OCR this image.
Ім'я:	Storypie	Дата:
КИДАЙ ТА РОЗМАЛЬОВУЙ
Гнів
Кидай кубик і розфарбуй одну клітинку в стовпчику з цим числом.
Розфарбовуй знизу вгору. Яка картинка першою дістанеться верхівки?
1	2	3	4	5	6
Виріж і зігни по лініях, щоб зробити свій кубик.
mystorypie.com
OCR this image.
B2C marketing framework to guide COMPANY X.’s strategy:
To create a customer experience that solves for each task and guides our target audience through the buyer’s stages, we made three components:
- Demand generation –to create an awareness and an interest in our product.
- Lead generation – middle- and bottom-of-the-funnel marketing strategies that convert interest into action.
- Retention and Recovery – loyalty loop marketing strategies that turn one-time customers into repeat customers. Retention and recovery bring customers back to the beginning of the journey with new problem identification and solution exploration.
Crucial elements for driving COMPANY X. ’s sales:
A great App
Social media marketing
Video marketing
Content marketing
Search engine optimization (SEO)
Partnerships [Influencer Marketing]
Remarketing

***

■ EXERCISE
Copy out every line in the entries above that holds "generation".

■ ANSWER TO THIS TASK
- Demand generation –to create an awareness and an interest in our product.
- Lead generation – middle- and bottom-of-the-funnel marketing strategies that convert interest into action.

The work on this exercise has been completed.